Directions for this task:
Return every line of the records that includes the string "right".

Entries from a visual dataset
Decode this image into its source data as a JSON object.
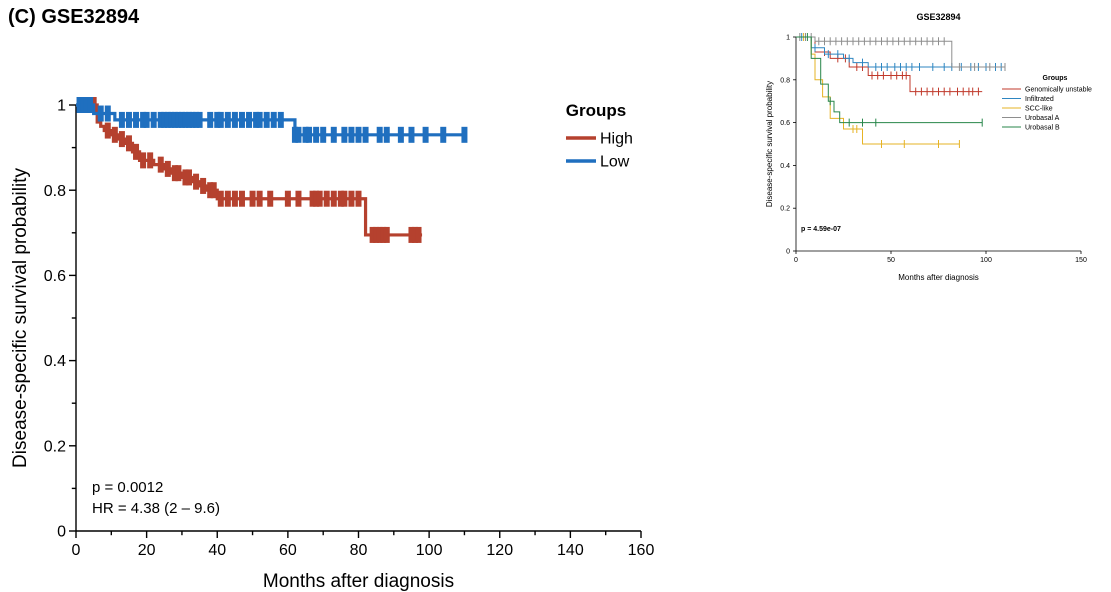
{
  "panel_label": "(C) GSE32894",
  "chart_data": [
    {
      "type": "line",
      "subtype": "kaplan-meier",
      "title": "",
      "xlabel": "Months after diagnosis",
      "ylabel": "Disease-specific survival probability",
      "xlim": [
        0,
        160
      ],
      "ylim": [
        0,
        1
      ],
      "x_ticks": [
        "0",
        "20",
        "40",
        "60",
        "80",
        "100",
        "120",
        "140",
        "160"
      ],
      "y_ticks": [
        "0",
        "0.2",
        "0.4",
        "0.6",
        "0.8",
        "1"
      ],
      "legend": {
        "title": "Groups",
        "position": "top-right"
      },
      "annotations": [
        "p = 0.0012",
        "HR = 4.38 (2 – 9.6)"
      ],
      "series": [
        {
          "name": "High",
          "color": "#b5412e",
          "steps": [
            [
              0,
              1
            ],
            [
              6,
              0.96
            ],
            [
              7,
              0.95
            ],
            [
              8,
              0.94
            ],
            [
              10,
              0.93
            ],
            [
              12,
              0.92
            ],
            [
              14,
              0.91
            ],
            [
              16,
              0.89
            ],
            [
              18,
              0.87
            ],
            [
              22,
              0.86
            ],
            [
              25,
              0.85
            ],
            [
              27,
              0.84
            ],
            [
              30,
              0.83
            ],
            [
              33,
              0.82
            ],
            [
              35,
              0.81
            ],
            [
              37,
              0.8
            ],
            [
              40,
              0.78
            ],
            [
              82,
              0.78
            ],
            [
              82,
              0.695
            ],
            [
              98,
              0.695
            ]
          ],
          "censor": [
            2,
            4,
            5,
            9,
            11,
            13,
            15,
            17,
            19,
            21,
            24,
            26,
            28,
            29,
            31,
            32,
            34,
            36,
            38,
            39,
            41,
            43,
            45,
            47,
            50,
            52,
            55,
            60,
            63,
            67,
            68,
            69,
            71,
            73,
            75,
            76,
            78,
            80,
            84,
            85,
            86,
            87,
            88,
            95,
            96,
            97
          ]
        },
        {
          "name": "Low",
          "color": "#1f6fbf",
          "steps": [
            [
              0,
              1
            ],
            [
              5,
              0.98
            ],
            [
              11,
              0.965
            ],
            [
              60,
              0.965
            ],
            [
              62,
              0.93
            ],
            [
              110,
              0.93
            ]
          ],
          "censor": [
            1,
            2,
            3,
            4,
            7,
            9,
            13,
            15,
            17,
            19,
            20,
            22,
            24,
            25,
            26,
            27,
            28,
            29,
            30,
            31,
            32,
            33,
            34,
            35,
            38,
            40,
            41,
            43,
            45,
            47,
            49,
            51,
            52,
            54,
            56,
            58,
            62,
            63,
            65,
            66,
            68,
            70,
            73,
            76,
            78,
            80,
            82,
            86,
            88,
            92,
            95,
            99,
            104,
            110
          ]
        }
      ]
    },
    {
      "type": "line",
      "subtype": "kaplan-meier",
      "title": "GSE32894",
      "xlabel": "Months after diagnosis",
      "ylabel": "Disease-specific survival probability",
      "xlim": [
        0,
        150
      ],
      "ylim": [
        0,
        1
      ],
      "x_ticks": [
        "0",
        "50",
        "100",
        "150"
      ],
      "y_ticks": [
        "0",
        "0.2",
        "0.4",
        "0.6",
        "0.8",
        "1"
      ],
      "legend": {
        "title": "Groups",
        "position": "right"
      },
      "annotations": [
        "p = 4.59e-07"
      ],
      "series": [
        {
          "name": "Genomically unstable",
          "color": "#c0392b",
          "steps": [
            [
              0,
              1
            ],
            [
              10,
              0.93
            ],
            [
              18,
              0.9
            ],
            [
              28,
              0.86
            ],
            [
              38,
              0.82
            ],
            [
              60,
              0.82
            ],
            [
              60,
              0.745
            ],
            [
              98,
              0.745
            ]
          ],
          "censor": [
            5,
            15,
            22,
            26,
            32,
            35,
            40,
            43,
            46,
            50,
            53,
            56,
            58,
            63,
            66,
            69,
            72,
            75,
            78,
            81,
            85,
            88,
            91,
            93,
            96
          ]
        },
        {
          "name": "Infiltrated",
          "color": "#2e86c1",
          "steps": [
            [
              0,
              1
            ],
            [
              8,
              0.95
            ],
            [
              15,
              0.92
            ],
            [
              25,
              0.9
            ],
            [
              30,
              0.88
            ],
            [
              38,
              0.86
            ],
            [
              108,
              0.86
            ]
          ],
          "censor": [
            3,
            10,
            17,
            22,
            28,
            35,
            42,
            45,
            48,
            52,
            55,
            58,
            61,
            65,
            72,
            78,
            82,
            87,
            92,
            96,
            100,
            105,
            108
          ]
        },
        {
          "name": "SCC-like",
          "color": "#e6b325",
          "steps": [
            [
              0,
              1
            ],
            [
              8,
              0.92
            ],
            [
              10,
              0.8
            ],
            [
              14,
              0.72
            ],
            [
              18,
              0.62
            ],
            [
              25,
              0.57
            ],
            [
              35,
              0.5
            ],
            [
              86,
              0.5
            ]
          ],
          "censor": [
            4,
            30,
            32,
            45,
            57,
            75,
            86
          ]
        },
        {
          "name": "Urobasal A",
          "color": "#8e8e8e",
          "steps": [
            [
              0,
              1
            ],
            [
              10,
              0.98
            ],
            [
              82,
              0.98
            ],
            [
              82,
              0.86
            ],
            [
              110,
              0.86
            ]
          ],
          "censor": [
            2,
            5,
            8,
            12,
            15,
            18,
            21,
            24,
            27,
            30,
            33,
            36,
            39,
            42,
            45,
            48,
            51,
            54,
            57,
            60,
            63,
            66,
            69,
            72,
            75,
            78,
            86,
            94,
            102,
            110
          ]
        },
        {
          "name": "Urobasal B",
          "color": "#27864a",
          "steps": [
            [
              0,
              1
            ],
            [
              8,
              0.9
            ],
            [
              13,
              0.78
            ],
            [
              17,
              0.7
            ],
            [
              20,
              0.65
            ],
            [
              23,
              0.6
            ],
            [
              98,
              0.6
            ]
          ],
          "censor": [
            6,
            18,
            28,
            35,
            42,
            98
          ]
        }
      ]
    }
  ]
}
==
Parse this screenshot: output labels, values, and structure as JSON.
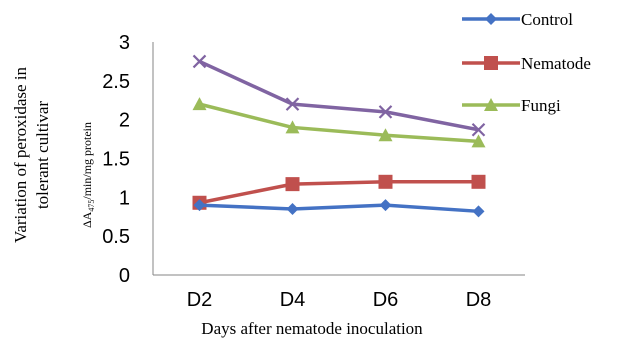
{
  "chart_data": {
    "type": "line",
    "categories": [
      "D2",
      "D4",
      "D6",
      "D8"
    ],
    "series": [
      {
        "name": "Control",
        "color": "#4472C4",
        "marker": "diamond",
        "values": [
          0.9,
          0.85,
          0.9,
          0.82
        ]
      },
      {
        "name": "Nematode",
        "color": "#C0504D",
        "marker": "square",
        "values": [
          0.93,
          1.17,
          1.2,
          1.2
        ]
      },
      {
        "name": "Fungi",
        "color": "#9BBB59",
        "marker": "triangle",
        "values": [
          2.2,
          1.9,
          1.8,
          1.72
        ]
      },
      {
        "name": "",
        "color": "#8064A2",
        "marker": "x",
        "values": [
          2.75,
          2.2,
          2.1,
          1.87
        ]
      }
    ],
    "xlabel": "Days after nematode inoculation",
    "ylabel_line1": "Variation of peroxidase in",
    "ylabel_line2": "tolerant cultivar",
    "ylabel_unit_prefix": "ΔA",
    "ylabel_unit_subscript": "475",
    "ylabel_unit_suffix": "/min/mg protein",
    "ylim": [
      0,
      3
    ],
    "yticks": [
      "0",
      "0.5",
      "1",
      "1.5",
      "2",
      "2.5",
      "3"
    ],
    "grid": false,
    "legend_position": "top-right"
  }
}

Output for this task:
        "position": "top-right"
        "position": "right"
    "legend_position": "top-right"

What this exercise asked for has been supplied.